(Exercise goal)
Read the data, and whenever a line holds the word "further", report that line.

(Records provided)
........
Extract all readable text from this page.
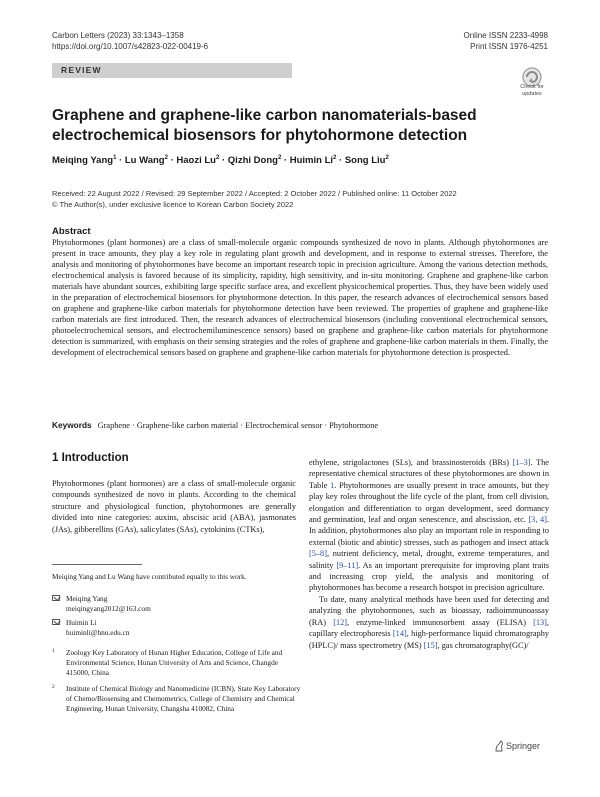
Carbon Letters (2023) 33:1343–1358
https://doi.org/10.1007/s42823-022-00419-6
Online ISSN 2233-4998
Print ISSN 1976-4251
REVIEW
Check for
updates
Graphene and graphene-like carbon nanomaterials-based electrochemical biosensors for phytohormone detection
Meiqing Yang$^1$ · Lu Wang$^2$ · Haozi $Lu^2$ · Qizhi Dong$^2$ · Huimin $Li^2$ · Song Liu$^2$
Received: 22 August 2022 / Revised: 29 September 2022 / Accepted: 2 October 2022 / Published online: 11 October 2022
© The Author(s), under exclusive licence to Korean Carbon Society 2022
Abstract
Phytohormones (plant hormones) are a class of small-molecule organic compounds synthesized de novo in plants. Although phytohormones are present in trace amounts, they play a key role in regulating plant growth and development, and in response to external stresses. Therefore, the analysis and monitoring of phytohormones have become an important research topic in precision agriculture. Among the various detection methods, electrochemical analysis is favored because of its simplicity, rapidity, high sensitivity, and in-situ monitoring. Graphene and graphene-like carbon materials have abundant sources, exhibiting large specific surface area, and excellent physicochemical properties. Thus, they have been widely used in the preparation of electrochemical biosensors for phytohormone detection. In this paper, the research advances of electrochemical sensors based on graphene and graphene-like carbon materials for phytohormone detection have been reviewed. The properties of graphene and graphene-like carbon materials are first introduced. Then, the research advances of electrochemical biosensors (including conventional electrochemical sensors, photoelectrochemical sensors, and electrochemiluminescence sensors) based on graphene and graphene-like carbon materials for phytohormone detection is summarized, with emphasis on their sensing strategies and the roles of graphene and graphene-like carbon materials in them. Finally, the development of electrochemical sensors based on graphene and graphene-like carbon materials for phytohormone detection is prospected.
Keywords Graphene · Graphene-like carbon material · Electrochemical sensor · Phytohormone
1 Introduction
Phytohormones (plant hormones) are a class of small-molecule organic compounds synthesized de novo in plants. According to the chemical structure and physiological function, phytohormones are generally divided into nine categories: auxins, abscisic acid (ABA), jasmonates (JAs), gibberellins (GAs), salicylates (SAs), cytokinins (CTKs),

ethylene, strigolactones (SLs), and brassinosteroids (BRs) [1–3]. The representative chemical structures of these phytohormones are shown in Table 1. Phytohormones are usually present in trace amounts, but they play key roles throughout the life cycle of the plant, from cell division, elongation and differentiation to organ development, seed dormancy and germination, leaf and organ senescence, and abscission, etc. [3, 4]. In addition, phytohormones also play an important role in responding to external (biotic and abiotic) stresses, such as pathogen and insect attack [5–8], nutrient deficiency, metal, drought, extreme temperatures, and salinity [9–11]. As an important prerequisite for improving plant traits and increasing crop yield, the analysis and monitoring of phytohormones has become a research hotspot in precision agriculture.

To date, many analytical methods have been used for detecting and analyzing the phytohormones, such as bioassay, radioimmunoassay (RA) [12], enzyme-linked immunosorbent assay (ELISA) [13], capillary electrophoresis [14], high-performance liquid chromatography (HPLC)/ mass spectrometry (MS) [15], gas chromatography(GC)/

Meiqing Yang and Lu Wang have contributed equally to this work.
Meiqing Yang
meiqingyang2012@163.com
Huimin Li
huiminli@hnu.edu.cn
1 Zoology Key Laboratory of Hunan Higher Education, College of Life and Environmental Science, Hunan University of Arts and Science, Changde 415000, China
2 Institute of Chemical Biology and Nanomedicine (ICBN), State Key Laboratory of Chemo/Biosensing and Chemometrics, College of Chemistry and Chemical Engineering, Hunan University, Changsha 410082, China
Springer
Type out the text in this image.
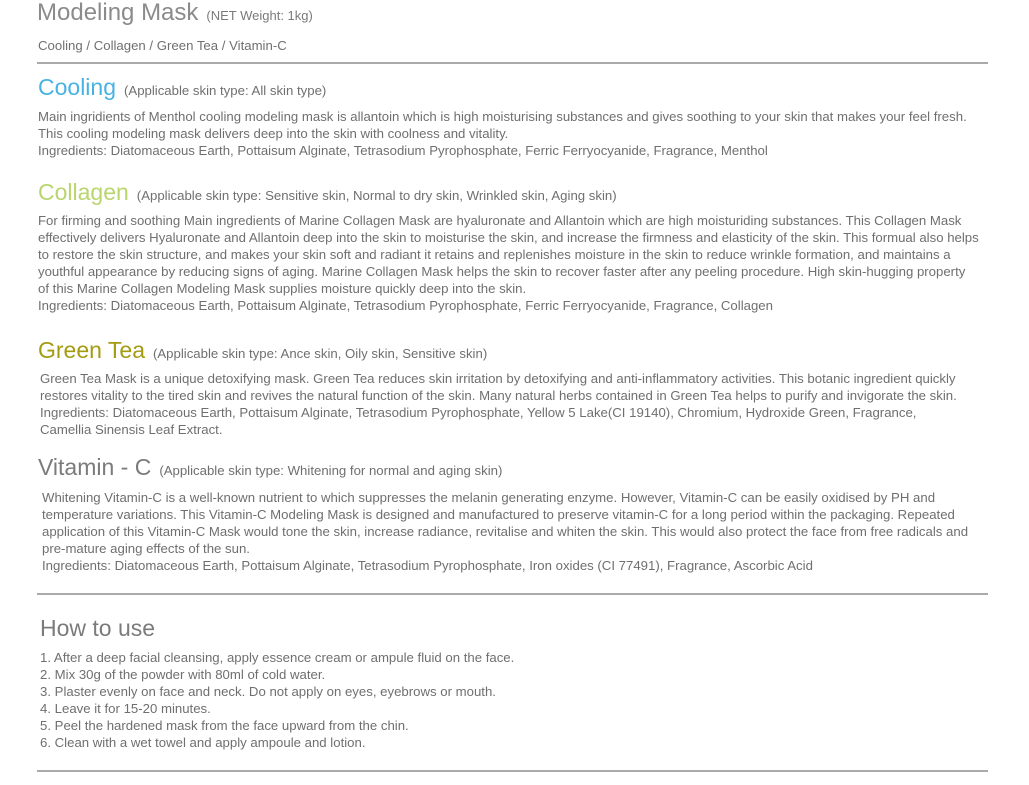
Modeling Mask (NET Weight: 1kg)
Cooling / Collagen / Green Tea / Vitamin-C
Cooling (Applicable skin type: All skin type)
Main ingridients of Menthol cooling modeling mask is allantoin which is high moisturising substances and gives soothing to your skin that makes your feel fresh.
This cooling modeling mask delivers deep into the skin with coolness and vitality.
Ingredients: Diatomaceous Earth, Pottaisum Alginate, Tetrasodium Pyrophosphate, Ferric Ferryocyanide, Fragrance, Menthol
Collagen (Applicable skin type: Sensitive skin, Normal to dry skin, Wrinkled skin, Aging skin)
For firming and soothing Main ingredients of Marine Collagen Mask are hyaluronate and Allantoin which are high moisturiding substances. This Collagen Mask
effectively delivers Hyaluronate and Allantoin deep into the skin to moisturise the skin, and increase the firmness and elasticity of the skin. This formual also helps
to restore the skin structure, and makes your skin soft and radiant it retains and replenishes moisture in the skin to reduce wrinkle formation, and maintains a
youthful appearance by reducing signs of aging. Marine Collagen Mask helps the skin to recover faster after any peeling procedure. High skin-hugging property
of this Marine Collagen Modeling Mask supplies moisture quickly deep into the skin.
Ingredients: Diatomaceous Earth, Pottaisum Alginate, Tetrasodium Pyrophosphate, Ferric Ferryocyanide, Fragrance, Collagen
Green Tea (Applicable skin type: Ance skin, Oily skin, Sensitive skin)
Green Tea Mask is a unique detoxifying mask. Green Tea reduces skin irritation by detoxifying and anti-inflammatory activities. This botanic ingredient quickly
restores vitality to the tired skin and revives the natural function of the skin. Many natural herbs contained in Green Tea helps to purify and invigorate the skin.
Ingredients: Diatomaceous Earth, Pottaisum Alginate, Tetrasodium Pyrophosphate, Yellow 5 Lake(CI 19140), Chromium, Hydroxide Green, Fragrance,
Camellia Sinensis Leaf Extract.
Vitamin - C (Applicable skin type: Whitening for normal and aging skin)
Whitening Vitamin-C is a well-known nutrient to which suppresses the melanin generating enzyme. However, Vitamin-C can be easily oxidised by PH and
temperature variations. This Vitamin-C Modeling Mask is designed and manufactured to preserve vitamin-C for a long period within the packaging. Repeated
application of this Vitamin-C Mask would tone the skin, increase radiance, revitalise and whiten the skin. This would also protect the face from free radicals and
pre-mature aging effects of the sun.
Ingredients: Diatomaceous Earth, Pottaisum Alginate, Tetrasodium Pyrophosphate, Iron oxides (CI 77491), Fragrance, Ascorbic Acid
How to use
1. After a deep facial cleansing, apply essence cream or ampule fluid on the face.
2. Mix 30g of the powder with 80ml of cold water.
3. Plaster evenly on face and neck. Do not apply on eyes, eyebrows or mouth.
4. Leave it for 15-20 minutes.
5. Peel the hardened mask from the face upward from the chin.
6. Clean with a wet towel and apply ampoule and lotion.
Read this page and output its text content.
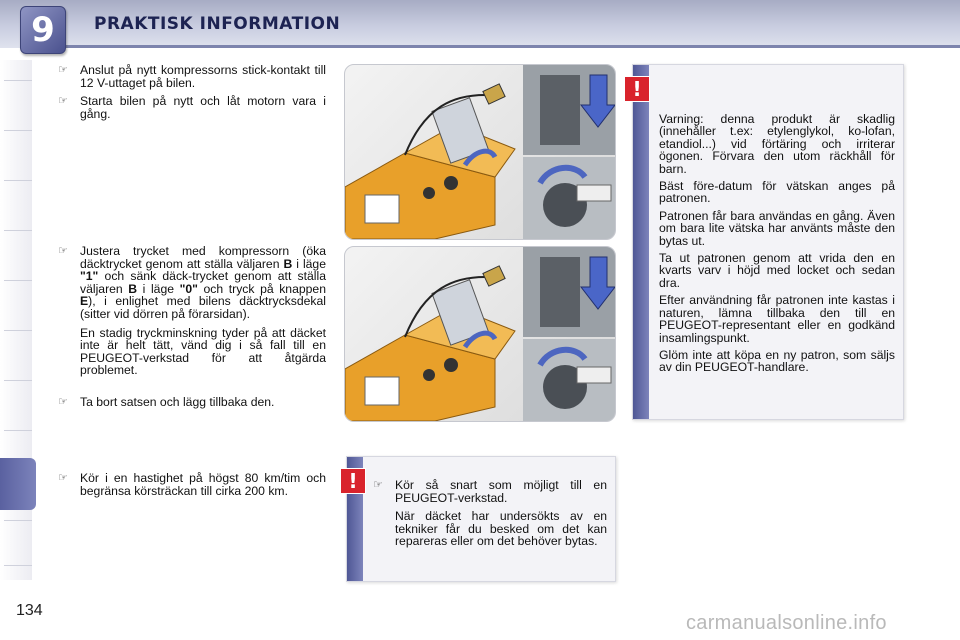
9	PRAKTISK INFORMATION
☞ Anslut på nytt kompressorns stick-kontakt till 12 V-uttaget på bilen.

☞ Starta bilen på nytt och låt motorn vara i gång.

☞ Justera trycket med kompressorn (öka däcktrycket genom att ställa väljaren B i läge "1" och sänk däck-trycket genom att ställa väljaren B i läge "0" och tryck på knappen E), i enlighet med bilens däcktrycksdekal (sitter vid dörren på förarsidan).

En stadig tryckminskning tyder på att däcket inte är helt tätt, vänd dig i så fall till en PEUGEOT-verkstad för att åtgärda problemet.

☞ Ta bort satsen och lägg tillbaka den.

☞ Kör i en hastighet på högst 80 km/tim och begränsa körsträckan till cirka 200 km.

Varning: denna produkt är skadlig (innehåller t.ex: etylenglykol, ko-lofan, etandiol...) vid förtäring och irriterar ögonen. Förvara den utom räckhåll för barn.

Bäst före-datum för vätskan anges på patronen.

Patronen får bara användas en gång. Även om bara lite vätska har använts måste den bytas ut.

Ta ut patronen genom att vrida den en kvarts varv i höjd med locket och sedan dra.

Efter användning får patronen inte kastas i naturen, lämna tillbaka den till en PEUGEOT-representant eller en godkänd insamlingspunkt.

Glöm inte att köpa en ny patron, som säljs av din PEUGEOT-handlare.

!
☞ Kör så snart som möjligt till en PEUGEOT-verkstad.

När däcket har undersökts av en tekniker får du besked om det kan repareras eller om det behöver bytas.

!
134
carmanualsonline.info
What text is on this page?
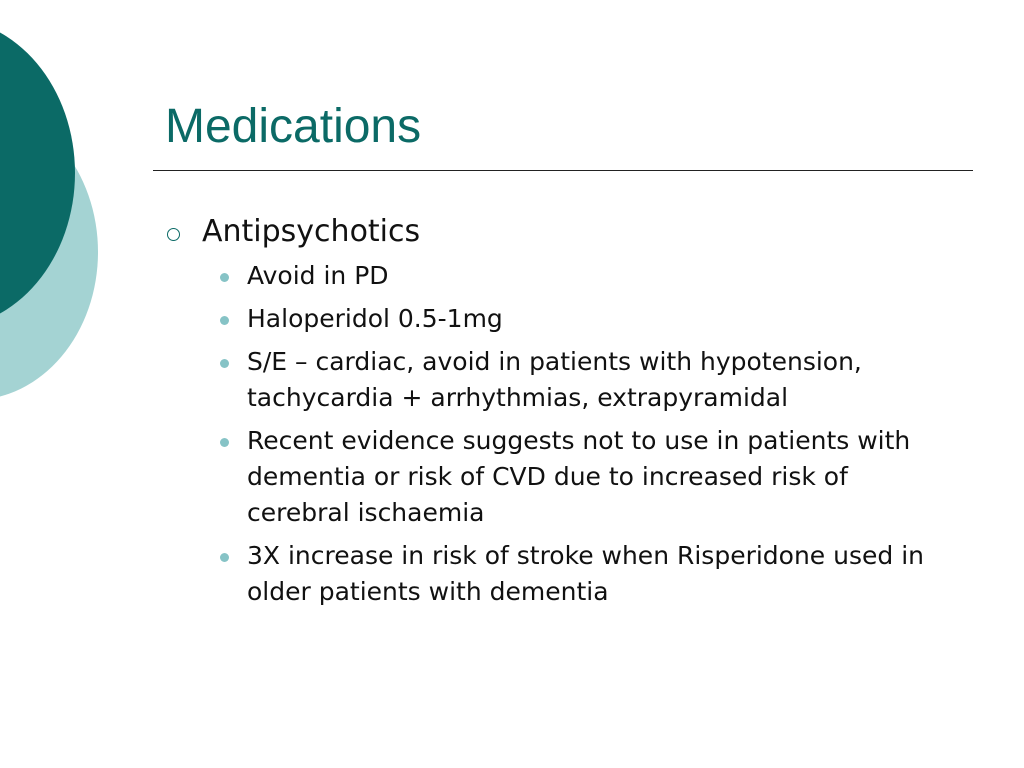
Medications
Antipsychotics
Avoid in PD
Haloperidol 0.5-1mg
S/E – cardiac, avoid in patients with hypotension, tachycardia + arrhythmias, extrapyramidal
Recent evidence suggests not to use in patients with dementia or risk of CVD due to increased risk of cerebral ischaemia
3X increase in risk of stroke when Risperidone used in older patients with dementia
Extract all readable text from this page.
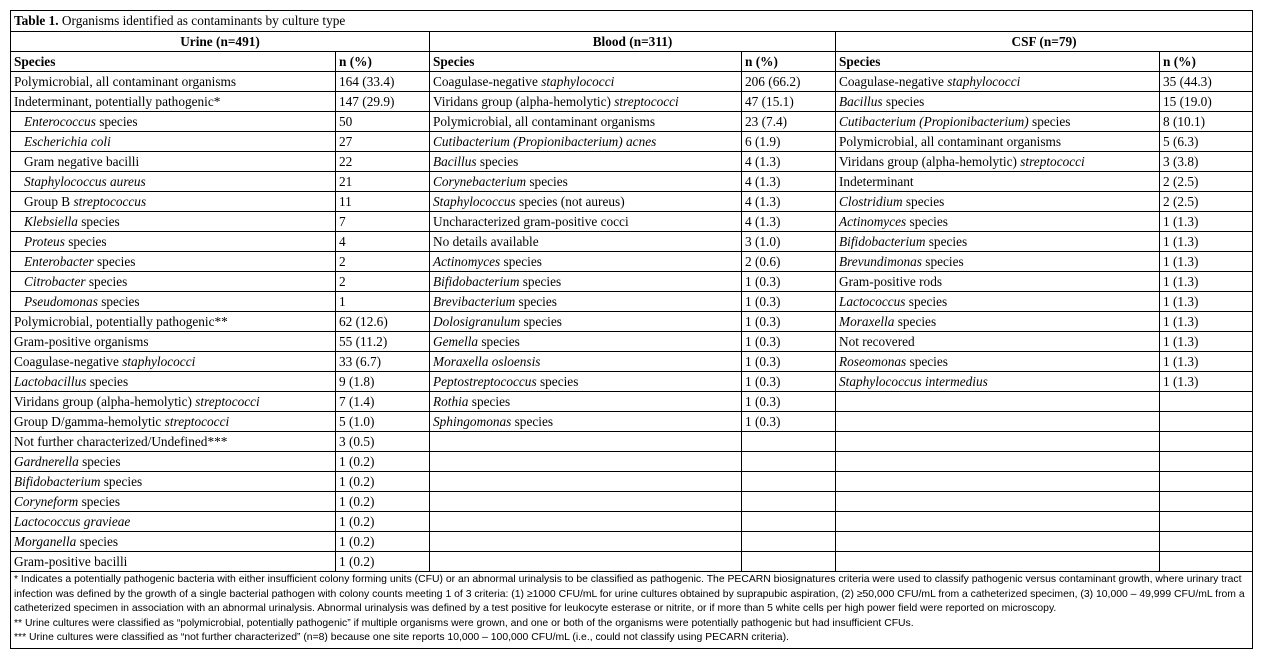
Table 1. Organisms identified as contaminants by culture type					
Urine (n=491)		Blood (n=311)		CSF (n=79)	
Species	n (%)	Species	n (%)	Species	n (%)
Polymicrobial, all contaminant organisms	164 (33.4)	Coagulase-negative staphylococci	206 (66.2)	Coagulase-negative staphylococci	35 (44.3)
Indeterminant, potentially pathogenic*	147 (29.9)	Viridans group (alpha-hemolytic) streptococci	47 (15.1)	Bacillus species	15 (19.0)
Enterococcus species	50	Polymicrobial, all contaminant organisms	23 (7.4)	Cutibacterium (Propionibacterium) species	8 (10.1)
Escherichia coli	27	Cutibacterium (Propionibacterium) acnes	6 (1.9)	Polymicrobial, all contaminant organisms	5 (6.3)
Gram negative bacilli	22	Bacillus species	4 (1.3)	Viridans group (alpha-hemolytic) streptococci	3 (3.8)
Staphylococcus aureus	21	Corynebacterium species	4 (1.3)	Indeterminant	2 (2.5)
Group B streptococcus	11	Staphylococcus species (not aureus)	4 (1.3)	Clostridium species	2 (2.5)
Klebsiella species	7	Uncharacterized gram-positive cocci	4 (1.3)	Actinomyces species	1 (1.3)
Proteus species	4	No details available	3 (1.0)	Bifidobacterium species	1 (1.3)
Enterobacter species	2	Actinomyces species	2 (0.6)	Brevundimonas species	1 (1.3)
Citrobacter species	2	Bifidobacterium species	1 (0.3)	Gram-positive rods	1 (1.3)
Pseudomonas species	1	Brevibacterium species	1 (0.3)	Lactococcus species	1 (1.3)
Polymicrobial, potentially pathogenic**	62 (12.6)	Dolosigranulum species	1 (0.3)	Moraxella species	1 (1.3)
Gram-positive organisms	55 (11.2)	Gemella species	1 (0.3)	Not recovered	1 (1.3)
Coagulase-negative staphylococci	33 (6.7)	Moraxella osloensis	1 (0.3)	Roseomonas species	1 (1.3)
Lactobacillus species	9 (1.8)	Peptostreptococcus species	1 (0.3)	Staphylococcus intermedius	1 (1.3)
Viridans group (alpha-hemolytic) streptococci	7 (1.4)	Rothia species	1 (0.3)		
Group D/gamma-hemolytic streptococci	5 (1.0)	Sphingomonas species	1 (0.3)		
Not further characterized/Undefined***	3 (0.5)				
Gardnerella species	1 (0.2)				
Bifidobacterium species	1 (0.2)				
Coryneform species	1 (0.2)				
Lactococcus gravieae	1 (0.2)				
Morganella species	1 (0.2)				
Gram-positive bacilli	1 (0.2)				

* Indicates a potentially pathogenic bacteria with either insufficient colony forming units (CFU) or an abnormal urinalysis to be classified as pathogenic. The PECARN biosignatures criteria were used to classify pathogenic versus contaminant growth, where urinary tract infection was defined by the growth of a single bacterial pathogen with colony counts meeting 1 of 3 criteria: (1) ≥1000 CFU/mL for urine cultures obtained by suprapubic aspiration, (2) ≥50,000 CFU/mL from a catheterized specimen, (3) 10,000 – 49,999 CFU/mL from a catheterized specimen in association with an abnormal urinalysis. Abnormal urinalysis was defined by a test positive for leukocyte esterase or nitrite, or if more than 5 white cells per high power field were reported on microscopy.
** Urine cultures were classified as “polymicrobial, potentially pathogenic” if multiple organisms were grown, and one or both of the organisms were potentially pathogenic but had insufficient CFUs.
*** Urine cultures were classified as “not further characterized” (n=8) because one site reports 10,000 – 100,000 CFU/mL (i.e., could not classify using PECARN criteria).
........
(Result below)
Not further characterized/Undefined***	3 (0.5)				
*** Urine cultures were classified as “not further characterized” (n=8) because one site reports 10,000 – 100,000 CFU/mL (i.e., could not classify using PECARN criteria).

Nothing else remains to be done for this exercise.